[Start]
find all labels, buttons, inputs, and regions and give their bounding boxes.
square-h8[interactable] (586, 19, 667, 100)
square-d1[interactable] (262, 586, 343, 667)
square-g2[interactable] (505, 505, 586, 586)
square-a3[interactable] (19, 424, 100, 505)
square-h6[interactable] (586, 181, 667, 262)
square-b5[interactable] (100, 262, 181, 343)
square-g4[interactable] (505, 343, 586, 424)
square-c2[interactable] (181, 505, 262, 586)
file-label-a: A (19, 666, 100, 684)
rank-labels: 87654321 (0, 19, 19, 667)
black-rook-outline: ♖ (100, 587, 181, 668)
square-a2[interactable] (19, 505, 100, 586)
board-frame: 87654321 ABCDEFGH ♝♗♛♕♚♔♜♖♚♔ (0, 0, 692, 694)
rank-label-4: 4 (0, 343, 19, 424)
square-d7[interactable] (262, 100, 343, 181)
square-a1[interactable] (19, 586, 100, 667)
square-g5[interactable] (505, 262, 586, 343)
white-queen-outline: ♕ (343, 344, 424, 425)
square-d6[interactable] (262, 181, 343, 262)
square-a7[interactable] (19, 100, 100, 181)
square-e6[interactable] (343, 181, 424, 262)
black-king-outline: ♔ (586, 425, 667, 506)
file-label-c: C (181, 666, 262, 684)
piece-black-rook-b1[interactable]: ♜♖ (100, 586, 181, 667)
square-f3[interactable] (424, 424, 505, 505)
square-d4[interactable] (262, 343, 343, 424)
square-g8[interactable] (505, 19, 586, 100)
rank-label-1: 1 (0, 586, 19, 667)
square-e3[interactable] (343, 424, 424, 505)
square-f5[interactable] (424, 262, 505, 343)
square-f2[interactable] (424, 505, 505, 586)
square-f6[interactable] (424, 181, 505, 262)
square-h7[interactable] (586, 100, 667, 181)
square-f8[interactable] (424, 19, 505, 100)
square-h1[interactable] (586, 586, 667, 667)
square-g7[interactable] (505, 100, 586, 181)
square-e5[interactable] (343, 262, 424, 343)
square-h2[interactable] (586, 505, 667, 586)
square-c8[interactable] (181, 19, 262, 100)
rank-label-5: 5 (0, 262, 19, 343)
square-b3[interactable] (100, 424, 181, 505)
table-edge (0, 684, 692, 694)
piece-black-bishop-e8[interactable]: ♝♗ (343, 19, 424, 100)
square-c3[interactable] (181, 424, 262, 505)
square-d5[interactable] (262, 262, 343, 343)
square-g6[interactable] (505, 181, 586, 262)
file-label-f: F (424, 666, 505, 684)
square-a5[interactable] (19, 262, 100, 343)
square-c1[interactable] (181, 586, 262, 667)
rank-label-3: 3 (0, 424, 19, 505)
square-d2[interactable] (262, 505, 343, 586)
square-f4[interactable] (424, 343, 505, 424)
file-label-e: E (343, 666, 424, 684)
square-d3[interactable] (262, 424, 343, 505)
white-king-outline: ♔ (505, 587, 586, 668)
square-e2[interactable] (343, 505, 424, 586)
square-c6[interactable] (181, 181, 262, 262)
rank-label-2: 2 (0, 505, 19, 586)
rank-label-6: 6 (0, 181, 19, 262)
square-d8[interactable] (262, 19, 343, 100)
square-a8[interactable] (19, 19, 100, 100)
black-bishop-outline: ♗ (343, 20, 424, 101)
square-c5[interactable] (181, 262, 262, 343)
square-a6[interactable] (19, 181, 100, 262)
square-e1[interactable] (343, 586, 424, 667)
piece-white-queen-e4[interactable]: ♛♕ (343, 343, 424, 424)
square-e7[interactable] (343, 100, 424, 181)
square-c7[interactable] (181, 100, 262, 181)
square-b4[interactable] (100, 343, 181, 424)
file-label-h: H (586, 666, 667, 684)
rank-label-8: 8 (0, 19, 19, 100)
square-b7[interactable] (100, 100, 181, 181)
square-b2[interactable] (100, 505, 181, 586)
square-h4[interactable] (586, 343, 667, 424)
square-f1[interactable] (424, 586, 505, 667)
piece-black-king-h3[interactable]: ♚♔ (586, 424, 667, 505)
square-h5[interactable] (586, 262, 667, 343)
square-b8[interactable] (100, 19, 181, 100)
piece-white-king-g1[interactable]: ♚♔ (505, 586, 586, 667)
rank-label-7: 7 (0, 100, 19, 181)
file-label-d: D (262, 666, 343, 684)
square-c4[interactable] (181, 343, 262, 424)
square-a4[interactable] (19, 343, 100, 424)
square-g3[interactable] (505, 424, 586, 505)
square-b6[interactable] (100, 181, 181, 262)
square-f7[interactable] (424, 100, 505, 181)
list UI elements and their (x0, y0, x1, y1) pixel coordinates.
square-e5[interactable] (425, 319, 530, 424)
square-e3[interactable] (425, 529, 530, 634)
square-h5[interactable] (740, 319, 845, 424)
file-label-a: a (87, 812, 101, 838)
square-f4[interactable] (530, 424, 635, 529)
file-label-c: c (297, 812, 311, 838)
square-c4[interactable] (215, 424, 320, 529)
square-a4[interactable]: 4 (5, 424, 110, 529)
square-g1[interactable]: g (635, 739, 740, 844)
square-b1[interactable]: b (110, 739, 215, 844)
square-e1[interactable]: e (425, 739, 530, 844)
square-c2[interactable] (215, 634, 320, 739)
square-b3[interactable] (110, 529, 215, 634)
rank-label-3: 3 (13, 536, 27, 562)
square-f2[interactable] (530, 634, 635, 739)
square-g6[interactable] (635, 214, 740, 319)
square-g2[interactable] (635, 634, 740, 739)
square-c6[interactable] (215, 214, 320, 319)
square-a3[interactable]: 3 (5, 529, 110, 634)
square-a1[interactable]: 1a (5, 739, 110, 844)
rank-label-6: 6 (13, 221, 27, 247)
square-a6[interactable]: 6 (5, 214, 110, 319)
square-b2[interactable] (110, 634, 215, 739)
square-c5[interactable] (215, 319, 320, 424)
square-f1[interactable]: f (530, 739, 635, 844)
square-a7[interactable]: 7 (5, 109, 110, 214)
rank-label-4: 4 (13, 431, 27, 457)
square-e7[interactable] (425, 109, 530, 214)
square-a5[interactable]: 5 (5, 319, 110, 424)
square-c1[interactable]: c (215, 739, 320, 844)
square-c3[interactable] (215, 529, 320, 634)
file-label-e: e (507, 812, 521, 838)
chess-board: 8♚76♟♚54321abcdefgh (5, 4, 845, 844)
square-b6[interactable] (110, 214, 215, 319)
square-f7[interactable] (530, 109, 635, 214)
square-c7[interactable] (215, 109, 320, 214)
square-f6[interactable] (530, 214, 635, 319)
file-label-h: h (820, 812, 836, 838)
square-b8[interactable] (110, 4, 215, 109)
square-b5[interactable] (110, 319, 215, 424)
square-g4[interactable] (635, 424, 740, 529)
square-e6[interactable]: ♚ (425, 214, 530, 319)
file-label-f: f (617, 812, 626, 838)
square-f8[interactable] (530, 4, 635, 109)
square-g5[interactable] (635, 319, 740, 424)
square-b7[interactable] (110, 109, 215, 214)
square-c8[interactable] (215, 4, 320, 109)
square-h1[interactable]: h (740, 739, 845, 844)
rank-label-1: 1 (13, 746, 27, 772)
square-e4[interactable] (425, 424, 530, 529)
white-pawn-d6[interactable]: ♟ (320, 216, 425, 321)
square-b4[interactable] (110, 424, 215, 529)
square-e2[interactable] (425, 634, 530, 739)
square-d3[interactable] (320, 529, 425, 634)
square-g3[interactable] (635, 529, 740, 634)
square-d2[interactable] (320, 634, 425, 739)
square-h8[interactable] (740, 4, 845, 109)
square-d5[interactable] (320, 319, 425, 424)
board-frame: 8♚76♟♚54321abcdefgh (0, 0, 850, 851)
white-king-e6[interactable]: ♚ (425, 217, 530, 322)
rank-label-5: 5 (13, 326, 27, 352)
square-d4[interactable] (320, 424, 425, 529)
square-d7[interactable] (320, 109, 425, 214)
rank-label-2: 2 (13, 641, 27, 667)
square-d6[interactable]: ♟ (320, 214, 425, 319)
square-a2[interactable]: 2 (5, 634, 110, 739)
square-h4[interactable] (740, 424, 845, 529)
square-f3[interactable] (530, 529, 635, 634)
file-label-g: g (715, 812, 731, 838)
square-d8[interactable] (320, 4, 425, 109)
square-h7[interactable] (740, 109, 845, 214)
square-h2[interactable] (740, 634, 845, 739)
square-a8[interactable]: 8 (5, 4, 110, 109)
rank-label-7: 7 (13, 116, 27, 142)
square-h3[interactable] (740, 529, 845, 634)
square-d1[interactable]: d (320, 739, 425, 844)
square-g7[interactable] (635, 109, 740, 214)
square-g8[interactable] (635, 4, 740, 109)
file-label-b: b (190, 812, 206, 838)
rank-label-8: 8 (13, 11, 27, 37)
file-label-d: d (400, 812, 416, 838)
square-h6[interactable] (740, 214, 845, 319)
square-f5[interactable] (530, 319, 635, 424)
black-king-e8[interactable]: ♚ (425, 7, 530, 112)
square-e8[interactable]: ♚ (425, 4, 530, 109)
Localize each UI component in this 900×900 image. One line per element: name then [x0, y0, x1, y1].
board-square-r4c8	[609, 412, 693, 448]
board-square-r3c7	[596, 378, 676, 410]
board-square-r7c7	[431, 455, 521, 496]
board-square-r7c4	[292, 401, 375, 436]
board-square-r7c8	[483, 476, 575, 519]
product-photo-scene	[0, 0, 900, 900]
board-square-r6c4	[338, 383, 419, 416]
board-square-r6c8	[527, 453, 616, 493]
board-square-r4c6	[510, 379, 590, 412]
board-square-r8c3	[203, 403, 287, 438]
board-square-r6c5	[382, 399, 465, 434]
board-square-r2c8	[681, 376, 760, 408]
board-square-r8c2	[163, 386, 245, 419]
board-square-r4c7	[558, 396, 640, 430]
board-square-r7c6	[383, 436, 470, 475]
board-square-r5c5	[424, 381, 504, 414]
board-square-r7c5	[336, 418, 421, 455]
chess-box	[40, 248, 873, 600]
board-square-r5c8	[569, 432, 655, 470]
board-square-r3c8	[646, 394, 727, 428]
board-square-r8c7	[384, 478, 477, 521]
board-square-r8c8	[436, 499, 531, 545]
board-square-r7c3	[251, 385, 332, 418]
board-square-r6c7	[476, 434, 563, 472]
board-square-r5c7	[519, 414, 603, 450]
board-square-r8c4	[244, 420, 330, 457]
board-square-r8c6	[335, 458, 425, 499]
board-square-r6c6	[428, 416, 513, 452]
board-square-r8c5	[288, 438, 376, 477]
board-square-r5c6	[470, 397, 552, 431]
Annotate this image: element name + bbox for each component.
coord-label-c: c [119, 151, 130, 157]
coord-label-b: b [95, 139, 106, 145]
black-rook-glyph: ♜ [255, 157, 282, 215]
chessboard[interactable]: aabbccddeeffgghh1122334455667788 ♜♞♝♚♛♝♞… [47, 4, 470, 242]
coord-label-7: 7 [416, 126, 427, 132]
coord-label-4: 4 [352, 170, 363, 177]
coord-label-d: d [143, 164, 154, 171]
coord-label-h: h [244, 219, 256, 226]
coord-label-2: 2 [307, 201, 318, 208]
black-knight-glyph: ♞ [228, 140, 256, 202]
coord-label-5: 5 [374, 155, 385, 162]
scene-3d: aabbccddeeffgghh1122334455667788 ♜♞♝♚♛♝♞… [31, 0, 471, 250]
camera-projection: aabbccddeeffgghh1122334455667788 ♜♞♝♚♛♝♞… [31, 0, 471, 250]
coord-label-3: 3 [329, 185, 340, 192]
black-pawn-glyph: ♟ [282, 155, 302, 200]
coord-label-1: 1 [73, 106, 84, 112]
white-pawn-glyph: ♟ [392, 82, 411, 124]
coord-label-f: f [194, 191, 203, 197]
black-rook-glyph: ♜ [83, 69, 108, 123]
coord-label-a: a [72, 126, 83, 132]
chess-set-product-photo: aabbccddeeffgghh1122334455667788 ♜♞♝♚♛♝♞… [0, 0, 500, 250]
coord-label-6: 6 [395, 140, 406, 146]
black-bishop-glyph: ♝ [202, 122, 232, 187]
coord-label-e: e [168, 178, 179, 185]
[End]
▶ [Instructions to follow]
Extract, word for word, the stretch of the material from its first line through the line containing "rank-label-4: 4 (0, 343, 19, 424)", including both of those lines.

▶ [Result of this task]
find all labels, buttons, inputs, and regions and give their bounding boxes.
square-h8[interactable] (586, 19, 667, 100)
square-d1[interactable] (262, 586, 343, 667)
square-g2[interactable] (505, 505, 586, 586)
square-a3[interactable] (19, 424, 100, 505)
square-h6[interactable] (586, 181, 667, 262)
square-b5[interactable] (100, 262, 181, 343)
square-g4[interactable] (505, 343, 586, 424)
square-c2[interactable] (181, 505, 262, 586)
file-label-a: A (19, 666, 100, 684)
rank-labels: 87654321 (0, 19, 19, 667)
black-rook-outline: ♖ (100, 587, 181, 668)
square-a2[interactable] (19, 505, 100, 586)
board-frame: 87654321 ABCDEFGH ♝♗♛♕♚♔♜♖♚♔ (0, 0, 692, 694)
rank-label-4: 4 (0, 343, 19, 424)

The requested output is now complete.